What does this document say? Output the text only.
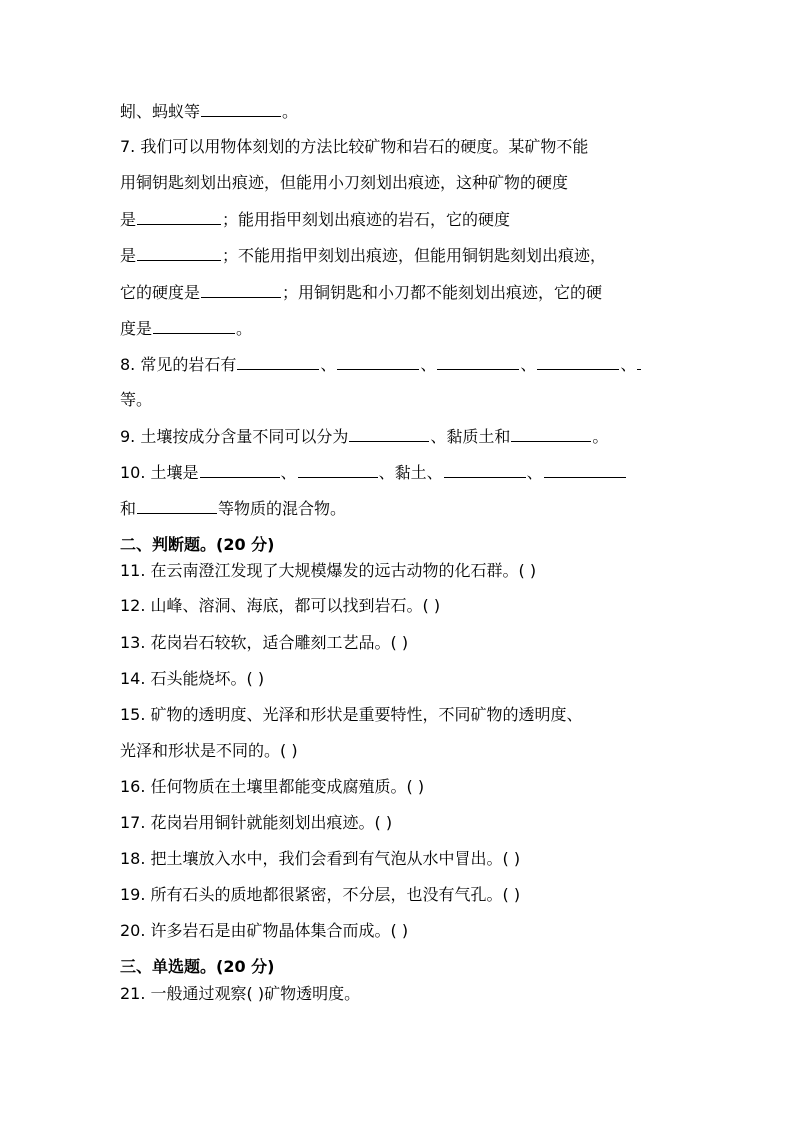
蚓、蚂蚁等	。
7. 我们可以用物体刻划的方法比较矿物和岩石的硬度。某矿物不能
用铜钥匙刻划出痕迹，但能用小刀刻划出痕迹，这种矿物的硬度
是	；能用指甲刻划出痕迹的岩石，它的硬度
是	；不能用指甲刻划出痕迹，但能用铜钥匙刻划出痕迹，
它的硬度是	；用铜钥匙和小刀都不能刻划出痕迹，它的硬
度是	。
8. 常见的岩石有	、	、	、	、
等。
9. 土壤按成分含量不同可以分为	、黏质土和	。
10. 土壤是	、	、黏土、	、
和	等物质的混合物。
二、判断题。(20 分)
11. 在云南澄江发现了大规模爆发的远古动物的化石群。( )
12. 山峰、溶洞、海底，都可以找到岩石。( )
13. 花岗岩石较软，适合雕刻工艺品。( )
14. 石头能烧坏。( )
15. 矿物的透明度、光泽和形状是重要特性，不同矿物的透明度、
光泽和形状是不同的。( )
16. 任何物质在土壤里都能变成腐殖质。( )
17. 花岗岩用铜针就能刻划出痕迹。( )
18. 把土壤放入水中，我们会看到有气泡从水中冒出。( )
19. 所有石头的质地都很紧密，不分层，也没有气孔。( )
20. 许多岩石是由矿物晶体集合而成。( )
三、单选题。(20 分)
21. 一般通过观察( )矿物透明度。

───

Instructions to follow >>
Copy every line above word for word and exclude the pictures.

Written answer >>
What does this document say? Output the text only.
蚓、蚂蚁等	。
7. 我们可以用物体刻划的方法比较矿物和岩石的硬度。某矿物不能
用铜钥匙刻划出痕迹，但能用小刀刻划出痕迹，这种矿物的硬度
是	；能用指甲刻划出痕迹的岩石，它的硬度
是	；不能用指甲刻划出痕迹，但能用铜钥匙刻划出痕迹，
它的硬度是	；用铜钥匙和小刀都不能刻划出痕迹，它的硬
度是	。
8. 常见的岩石有	、	、	、	、
等。
9. 土壤按成分含量不同可以分为	、黏质土和	。
10. 土壤是	、	、黏土、	、
和	等物质的混合物。
二、判断题。(20 分)
11. 在云南澄江发现了大规模爆发的远古动物的化石群。( )
12. 山峰、溶洞、海底，都可以找到岩石。( )
13. 花岗岩石较软，适合雕刻工艺品。( )
14. 石头能烧坏。( )
15. 矿物的透明度、光泽和形状是重要特性，不同矿物的透明度、
光泽和形状是不同的。( )
16. 任何物质在土壤里都能变成腐殖质。( )
17. 花岗岩用铜针就能刻划出痕迹。( )
18. 把土壤放入水中，我们会看到有气泡从水中冒出。( )
19. 所有石头的质地都很紧密，不分层，也没有气孔。( )
20. 许多岩石是由矿物晶体集合而成。( )
三、单选题。(20 分)
21. 一般通过观察( )矿物透明度。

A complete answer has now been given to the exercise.